Dataset records on visual material:
=====
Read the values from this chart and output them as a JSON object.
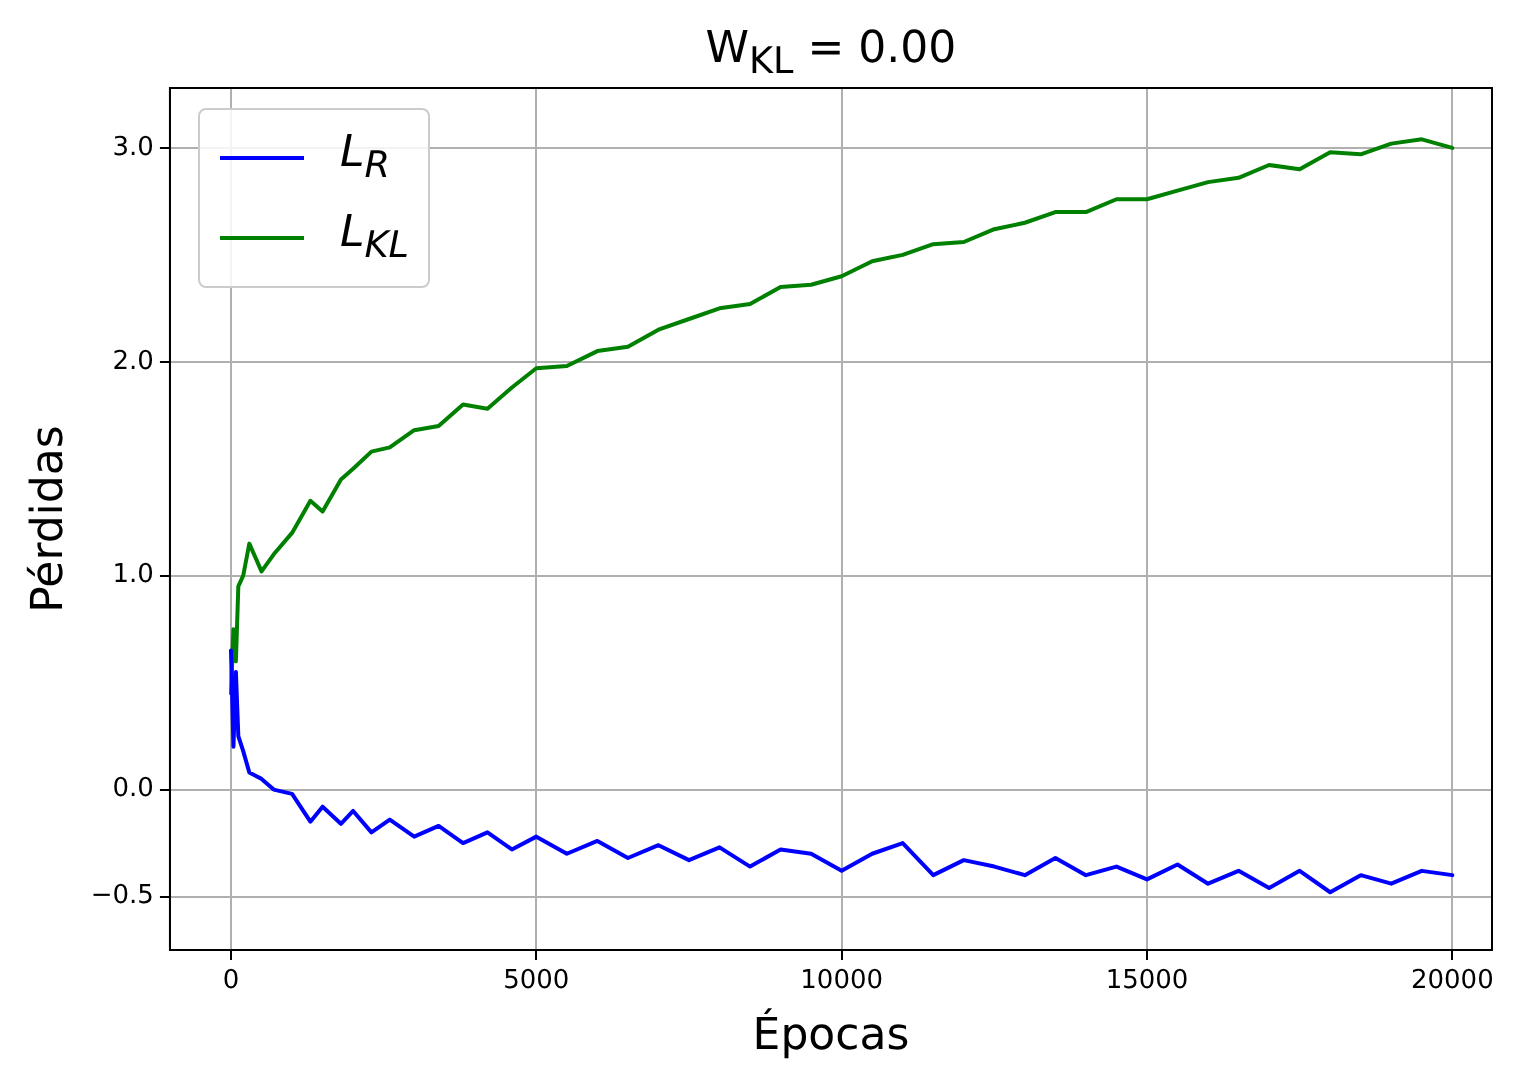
{
  "chart_data": {
    "type": "line",
    "title": "W$_{KL}$ = 0.00",
    "xlabel": "Épocas",
    "ylabel": "Pérdidas",
    "xlim": [
      -1000,
      20650
    ],
    "xticks": [
      0,
      5000,
      10000,
      15000,
      20000
    ],
    "ylim": [
      -0.75,
      3.28
    ],
    "yticks": [
      {
        "value": -0.5,
        "label": "−0.5"
      },
      {
        "value": 0,
        "label": "0.0"
      },
      {
        "value": 1,
        "label": "1.0"
      },
      {
        "value": 2,
        "label": "2.0"
      },
      {
        "value": 3,
        "label": "3.0"
      }
    ],
    "grid": true,
    "legend": "top left",
    "marker": "none",
    "line_style": "solid",
    "series": [
      {
        "name": "L$_{R}$",
        "color": "#0000ff",
        "x": [
          0,
          40,
          80,
          120,
          200,
          300,
          500,
          700,
          1000,
          1300,
          1500,
          1800,
          2000,
          2300,
          2600,
          3000,
          3400,
          3800,
          4200,
          4600,
          5000,
          5500,
          6000,
          6500,
          7000,
          7500,
          8000,
          8500,
          9000,
          9500,
          10000,
          10500,
          11000,
          11500,
          12000,
          12500,
          13000,
          13500,
          14000,
          14500,
          15000,
          15500,
          16000,
          16500,
          17000,
          17500,
          18000,
          18500,
          19000,
          19500,
          20000
        ],
        "values": [
          0.65,
          0.2,
          0.55,
          0.25,
          0.18,
          0.08,
          0.05,
          0.0,
          -0.02,
          -0.15,
          -0.08,
          -0.16,
          -0.1,
          -0.2,
          -0.14,
          -0.22,
          -0.17,
          -0.25,
          -0.2,
          -0.28,
          -0.22,
          -0.3,
          -0.24,
          -0.32,
          -0.26,
          -0.33,
          -0.27,
          -0.36,
          -0.28,
          -0.3,
          -0.38,
          -0.3,
          -0.25,
          -0.4,
          -0.33,
          -0.36,
          -0.4,
          -0.32,
          -0.4,
          -0.36,
          -0.42,
          -0.35,
          -0.44,
          -0.38,
          -0.46,
          -0.38,
          -0.48,
          -0.4,
          -0.44,
          -0.38,
          -0.4
        ]
      },
      {
        "name": "L$_{KL}$",
        "color": "#008000",
        "x": [
          0,
          40,
          80,
          120,
          200,
          300,
          500,
          700,
          1000,
          1300,
          1500,
          1800,
          2000,
          2300,
          2600,
          3000,
          3400,
          3800,
          4200,
          4600,
          5000,
          5500,
          6000,
          6500,
          7000,
          7500,
          8000,
          8500,
          9000,
          9500,
          10000,
          10500,
          11000,
          11500,
          12000,
          12500,
          13000,
          13500,
          14000,
          14500,
          15000,
          15500,
          16000,
          16500,
          17000,
          17500,
          18000,
          18500,
          19000,
          19500,
          20000
        ],
        "values": [
          0.45,
          0.75,
          0.6,
          0.95,
          1.0,
          1.15,
          1.02,
          1.1,
          1.2,
          1.35,
          1.3,
          1.45,
          1.5,
          1.58,
          1.6,
          1.68,
          1.7,
          1.8,
          1.78,
          1.88,
          1.97,
          1.98,
          2.05,
          2.07,
          2.15,
          2.2,
          2.25,
          2.27,
          2.35,
          2.36,
          2.4,
          2.47,
          2.5,
          2.55,
          2.56,
          2.62,
          2.65,
          2.7,
          2.7,
          2.76,
          2.76,
          2.8,
          2.84,
          2.86,
          2.92,
          2.9,
          2.98,
          2.97,
          3.02,
          3.04,
          3.0
        ]
      }
    ]
  }
}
=====
▸ Problem details
Print each line of the material above exactly, with the pictures removed from your copy.

▸ Final result
Read the values from this chart and output them as a JSON object.
{
  "chart_data": {
    "type": "line",
    "title": "W$_{KL}$ = 0.00",
    "xlabel": "Épocas",
    "ylabel": "Pérdidas",
    "xlim": [
      -1000,
      20650
    ],
    "xticks": [
      0,
      5000,
      10000,
      15000,
      20000
    ],
    "ylim": [
      -0.75,
      3.28
    ],
    "yticks": [
      {
        "value": -0.5,
        "label": "−0.5"
      },
      {
        "value": 0,
        "label": "0.0"
      },
      {
        "value": 1,
        "label": "1.0"
      },
      {
        "value": 2,
        "label": "2.0"
      },
      {
        "value": 3,
        "label": "3.0"
      }
    ],
    "grid": true,
    "legend": "top left",
    "marker": "none",
    "line_style": "solid",
    "series": [
      {
        "name": "L$_{R}$",
        "color": "#0000ff",
        "x": [
          0,
          40,
          80,
          120,
          200,
          300,
          500,
          700,
          1000,
          1300,
          1500,
          1800,
          2000,
          2300,
          2600,
          3000,
          3400,
          3800,
          4200,
          4600,
          5000,
          5500,
          6000,
          6500,
          7000,
          7500,
          8000,
          8500,
          9000,
          9500,
          10000,
          10500,
          11000,
          11500,
          12000,
          12500,
          13000,
          13500,
          14000,
          14500,
          15000,
          15500,
          16000,
          16500,
          17000,
          17500,
          18000,
          18500,
          19000,
          19500,
          20000
        ],
        "values": [
          0.65,
          0.2,
          0.55,
          0.25,
          0.18,
          0.08,
          0.05,
          0.0,
          -0.02,
          -0.15,
          -0.08,
          -0.16,
          -0.1,
          -0.2,
          -0.14,
          -0.22,
          -0.17,
          -0.25,
          -0.2,
          -0.28,
          -0.22,
          -0.3,
          -0.24,
          -0.32,
          -0.26,
          -0.33,
          -0.27,
          -0.36,
          -0.28,
          -0.3,
          -0.38,
          -0.3,
          -0.25,
          -0.4,
          -0.33,
          -0.36,
          -0.4,
          -0.32,
          -0.4,
          -0.36,
          -0.42,
          -0.35,
          -0.44,
          -0.38,
          -0.46,
          -0.38,
          -0.48,
          -0.4,
          -0.44,
          -0.38,
          -0.4
        ]
      },
      {
        "name": "L$_{KL}$",
        "color": "#008000",
        "x": [
          0,
          40,
          80,
          120,
          200,
          300,
          500,
          700,
          1000,
          1300,
          1500,
          1800,
          2000,
          2300,
          2600,
          3000,
          3400,
          3800,
          4200,
          4600,
          5000,
          5500,
          6000,
          6500,
          7000,
          7500,
          8000,
          8500,
          9000,
          9500,
          10000,
          10500,
          11000,
          11500,
          12000,
          12500,
          13000,
          13500,
          14000,
          14500,
          15000,
          15500,
          16000,
          16500,
          17000,
          17500,
          18000,
          18500,
          19000,
          19500,
          20000
        ],
        "values": [
          0.45,
          0.75,
          0.6,
          0.95,
          1.0,
          1.15,
          1.02,
          1.1,
          1.2,
          1.35,
          1.3,
          1.45,
          1.5,
          1.58,
          1.6,
          1.68,
          1.7,
          1.8,
          1.78,
          1.88,
          1.97,
          1.98,
          2.05,
          2.07,
          2.15,
          2.2,
          2.25,
          2.27,
          2.35,
          2.36,
          2.4,
          2.47,
          2.5,
          2.55,
          2.56,
          2.62,
          2.65,
          2.7,
          2.7,
          2.76,
          2.76,
          2.8,
          2.84,
          2.86,
          2.92,
          2.9,
          2.98,
          2.97,
          3.02,
          3.04,
          3.0
        ]
      }
    ]
  }
}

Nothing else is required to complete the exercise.